__DATA TO PROCESS__.
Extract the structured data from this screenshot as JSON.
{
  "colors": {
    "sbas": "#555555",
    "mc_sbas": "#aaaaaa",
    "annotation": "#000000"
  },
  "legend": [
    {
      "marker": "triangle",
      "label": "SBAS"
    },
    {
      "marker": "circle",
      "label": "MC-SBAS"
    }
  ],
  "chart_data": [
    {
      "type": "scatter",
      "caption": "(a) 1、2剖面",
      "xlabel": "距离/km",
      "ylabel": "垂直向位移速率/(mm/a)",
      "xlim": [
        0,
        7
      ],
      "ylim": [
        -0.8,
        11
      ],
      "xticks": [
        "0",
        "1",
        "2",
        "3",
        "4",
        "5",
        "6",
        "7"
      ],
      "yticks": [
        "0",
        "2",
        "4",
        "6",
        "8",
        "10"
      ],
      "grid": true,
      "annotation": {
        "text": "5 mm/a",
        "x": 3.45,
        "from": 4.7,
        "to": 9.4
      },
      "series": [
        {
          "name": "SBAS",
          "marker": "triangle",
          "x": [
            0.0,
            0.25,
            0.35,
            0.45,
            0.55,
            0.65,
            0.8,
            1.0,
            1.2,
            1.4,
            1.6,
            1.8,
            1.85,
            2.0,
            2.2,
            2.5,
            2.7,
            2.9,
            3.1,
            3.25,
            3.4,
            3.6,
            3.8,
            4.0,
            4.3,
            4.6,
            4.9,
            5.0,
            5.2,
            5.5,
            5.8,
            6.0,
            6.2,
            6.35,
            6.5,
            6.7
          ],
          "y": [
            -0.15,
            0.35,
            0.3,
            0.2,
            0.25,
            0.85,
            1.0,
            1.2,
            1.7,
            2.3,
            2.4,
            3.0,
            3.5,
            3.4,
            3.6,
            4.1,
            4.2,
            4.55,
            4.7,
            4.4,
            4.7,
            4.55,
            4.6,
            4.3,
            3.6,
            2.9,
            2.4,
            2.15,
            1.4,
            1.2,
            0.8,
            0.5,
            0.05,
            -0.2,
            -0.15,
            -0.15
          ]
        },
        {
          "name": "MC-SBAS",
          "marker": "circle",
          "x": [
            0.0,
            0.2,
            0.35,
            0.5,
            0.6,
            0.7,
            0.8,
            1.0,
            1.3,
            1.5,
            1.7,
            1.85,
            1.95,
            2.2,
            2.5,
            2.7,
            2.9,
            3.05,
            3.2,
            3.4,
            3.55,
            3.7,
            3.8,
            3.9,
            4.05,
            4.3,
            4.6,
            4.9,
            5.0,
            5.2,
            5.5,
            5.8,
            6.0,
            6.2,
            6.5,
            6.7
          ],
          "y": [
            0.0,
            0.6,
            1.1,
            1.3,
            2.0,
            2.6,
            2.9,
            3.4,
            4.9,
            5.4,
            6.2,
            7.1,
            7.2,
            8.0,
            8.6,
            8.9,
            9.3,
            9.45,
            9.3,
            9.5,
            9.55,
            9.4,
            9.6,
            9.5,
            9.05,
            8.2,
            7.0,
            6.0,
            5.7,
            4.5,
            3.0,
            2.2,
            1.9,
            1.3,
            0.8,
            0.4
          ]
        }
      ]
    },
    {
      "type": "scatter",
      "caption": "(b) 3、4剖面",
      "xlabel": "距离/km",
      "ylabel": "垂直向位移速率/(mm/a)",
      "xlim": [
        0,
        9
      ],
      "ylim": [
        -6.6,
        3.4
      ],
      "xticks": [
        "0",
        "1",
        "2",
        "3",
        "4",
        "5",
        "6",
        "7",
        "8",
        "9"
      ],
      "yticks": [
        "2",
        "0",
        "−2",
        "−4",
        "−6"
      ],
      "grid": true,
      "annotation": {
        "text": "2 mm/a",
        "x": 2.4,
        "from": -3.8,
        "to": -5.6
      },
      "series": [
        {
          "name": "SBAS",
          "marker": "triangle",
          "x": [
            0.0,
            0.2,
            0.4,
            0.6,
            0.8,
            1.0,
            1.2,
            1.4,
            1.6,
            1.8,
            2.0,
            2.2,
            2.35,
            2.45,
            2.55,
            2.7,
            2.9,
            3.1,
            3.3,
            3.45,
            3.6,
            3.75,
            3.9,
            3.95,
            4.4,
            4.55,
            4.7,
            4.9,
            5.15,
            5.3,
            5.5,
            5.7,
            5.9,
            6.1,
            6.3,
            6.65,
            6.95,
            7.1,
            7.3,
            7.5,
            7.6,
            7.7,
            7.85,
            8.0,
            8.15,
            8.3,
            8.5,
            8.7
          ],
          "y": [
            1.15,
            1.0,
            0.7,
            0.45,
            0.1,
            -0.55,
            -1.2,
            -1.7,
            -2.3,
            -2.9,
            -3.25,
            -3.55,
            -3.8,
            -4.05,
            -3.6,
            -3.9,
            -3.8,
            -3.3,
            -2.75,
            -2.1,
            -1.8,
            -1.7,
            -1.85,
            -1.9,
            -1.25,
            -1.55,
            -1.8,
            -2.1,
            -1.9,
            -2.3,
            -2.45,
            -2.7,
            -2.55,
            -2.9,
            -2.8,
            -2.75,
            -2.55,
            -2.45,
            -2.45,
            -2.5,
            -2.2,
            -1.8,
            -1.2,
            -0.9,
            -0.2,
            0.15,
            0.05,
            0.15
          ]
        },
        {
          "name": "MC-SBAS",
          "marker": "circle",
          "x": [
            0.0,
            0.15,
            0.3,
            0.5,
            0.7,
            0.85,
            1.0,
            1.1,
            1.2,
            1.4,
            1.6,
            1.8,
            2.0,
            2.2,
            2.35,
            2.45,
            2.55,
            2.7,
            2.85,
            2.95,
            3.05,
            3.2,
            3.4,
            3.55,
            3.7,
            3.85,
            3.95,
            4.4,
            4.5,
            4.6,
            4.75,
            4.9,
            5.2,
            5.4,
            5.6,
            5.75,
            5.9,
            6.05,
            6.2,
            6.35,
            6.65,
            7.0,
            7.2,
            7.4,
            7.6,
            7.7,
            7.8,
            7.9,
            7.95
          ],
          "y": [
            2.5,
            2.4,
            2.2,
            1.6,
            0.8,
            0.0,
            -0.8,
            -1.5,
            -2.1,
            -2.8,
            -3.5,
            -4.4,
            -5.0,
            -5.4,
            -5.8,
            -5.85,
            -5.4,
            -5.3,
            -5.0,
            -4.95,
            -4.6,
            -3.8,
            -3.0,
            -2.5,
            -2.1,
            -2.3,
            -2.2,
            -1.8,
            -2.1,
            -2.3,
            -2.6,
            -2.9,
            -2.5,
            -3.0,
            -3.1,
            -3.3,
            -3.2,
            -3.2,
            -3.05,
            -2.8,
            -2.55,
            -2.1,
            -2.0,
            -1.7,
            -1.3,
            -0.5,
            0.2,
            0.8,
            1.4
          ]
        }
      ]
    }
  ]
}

__INSTRUCTION__. Without changing a word, restate the whole listing.

__OUTPUT OF THE TASK__.
Extract the structured data from this screenshot as JSON.
{
  "colors": {
    "sbas": "#555555",
    "mc_sbas": "#aaaaaa",
    "annotation": "#000000"
  },
  "legend": [
    {
      "marker": "triangle",
      "label": "SBAS"
    },
    {
      "marker": "circle",
      "label": "MC-SBAS"
    }
  ],
  "chart_data": [
    {
      "type": "scatter",
      "caption": "(a) 1、2剖面",
      "xlabel": "距离/km",
      "ylabel": "垂直向位移速率/(mm/a)",
      "xlim": [
        0,
        7
      ],
      "ylim": [
        -0.8,
        11
      ],
      "xticks": [
        "0",
        "1",
        "2",
        "3",
        "4",
        "5",
        "6",
        "7"
      ],
      "yticks": [
        "0",
        "2",
        "4",
        "6",
        "8",
        "10"
      ],
      "grid": true,
      "annotation": {
        "text": "5 mm/a",
        "x": 3.45,
        "from": 4.7,
        "to": 9.4
      },
      "series": [
        {
          "name": "SBAS",
          "marker": "triangle",
          "x": [
            0.0,
            0.25,
            0.35,
            0.45,
            0.55,
            0.65,
            0.8,
            1.0,
            1.2,
            1.4,
            1.6,
            1.8,
            1.85,
            2.0,
            2.2,
            2.5,
            2.7,
            2.9,
            3.1,
            3.25,
            3.4,
            3.6,
            3.8,
            4.0,
            4.3,
            4.6,
            4.9,
            5.0,
            5.2,
            5.5,
            5.8,
            6.0,
            6.2,
            6.35,
            6.5,
            6.7
          ],
          "y": [
            -0.15,
            0.35,
            0.3,
            0.2,
            0.25,
            0.85,
            1.0,
            1.2,
            1.7,
            2.3,
            2.4,
            3.0,
            3.5,
            3.4,
            3.6,
            4.1,
            4.2,
            4.55,
            4.7,
            4.4,
            4.7,
            4.55,
            4.6,
            4.3,
            3.6,
            2.9,
            2.4,
            2.15,
            1.4,
            1.2,
            0.8,
            0.5,
            0.05,
            -0.2,
            -0.15,
            -0.15
          ]
        },
        {
          "name": "MC-SBAS",
          "marker": "circle",
          "x": [
            0.0,
            0.2,
            0.35,
            0.5,
            0.6,
            0.7,
            0.8,
            1.0,
            1.3,
            1.5,
            1.7,
            1.85,
            1.95,
            2.2,
            2.5,
            2.7,
            2.9,
            3.05,
            3.2,
            3.4,
            3.55,
            3.7,
            3.8,
            3.9,
            4.05,
            4.3,
            4.6,
            4.9,
            5.0,
            5.2,
            5.5,
            5.8,
            6.0,
            6.2,
            6.5,
            6.7
          ],
          "y": [
            0.0,
            0.6,
            1.1,
            1.3,
            2.0,
            2.6,
            2.9,
            3.4,
            4.9,
            5.4,
            6.2,
            7.1,
            7.2,
            8.0,
            8.6,
            8.9,
            9.3,
            9.45,
            9.3,
            9.5,
            9.55,
            9.4,
            9.6,
            9.5,
            9.05,
            8.2,
            7.0,
            6.0,
            5.7,
            4.5,
            3.0,
            2.2,
            1.9,
            1.3,
            0.8,
            0.4
          ]
        }
      ]
    },
    {
      "type": "scatter",
      "caption": "(b) 3、4剖面",
      "xlabel": "距离/km",
      "ylabel": "垂直向位移速率/(mm/a)",
      "xlim": [
        0,
        9
      ],
      "ylim": [
        -6.6,
        3.4
      ],
      "xticks": [
        "0",
        "1",
        "2",
        "3",
        "4",
        "5",
        "6",
        "7",
        "8",
        "9"
      ],
      "yticks": [
        "2",
        "0",
        "−2",
        "−4",
        "−6"
      ],
      "grid": true,
      "annotation": {
        "text": "2 mm/a",
        "x": 2.4,
        "from": -3.8,
        "to": -5.6
      },
      "series": [
        {
          "name": "SBAS",
          "marker": "triangle",
          "x": [
            0.0,
            0.2,
            0.4,
            0.6,
            0.8,
            1.0,
            1.2,
            1.4,
            1.6,
            1.8,
            2.0,
            2.2,
            2.35,
            2.45,
            2.55,
            2.7,
            2.9,
            3.1,
            3.3,
            3.45,
            3.6,
            3.75,
            3.9,
            3.95,
            4.4,
            4.55,
            4.7,
            4.9,
            5.15,
            5.3,
            5.5,
            5.7,
            5.9,
            6.1,
            6.3,
            6.65,
            6.95,
            7.1,
            7.3,
            7.5,
            7.6,
            7.7,
            7.85,
            8.0,
            8.15,
            8.3,
            8.5,
            8.7
          ],
          "y": [
            1.15,
            1.0,
            0.7,
            0.45,
            0.1,
            -0.55,
            -1.2,
            -1.7,
            -2.3,
            -2.9,
            -3.25,
            -3.55,
            -3.8,
            -4.05,
            -3.6,
            -3.9,
            -3.8,
            -3.3,
            -2.75,
            -2.1,
            -1.8,
            -1.7,
            -1.85,
            -1.9,
            -1.25,
            -1.55,
            -1.8,
            -2.1,
            -1.9,
            -2.3,
            -2.45,
            -2.7,
            -2.55,
            -2.9,
            -2.8,
            -2.75,
            -2.55,
            -2.45,
            -2.45,
            -2.5,
            -2.2,
            -1.8,
            -1.2,
            -0.9,
            -0.2,
            0.15,
            0.05,
            0.15
          ]
        },
        {
          "name": "MC-SBAS",
          "marker": "circle",
          "x": [
            0.0,
            0.15,
            0.3,
            0.5,
            0.7,
            0.85,
            1.0,
            1.1,
            1.2,
            1.4,
            1.6,
            1.8,
            2.0,
            2.2,
            2.35,
            2.45,
            2.55,
            2.7,
            2.85,
            2.95,
            3.05,
            3.2,
            3.4,
            3.55,
            3.7,
            3.85,
            3.95,
            4.4,
            4.5,
            4.6,
            4.75,
            4.9,
            5.2,
            5.4,
            5.6,
            5.75,
            5.9,
            6.05,
            6.2,
            6.35,
            6.65,
            7.0,
            7.2,
            7.4,
            7.6,
            7.7,
            7.8,
            7.9,
            7.95
          ],
          "y": [
            2.5,
            2.4,
            2.2,
            1.6,
            0.8,
            0.0,
            -0.8,
            -1.5,
            -2.1,
            -2.8,
            -3.5,
            -4.4,
            -5.0,
            -5.4,
            -5.8,
            -5.85,
            -5.4,
            -5.3,
            -5.0,
            -4.95,
            -4.6,
            -3.8,
            -3.0,
            -2.5,
            -2.1,
            -2.3,
            -2.2,
            -1.8,
            -2.1,
            -2.3,
            -2.6,
            -2.9,
            -2.5,
            -3.0,
            -3.1,
            -3.3,
            -3.2,
            -3.2,
            -3.05,
            -2.8,
            -2.55,
            -2.1,
            -2.0,
            -1.7,
            -1.3,
            -0.5,
            0.2,
            0.8,
            1.4
          ]
        }
      ]
    }
  ]
}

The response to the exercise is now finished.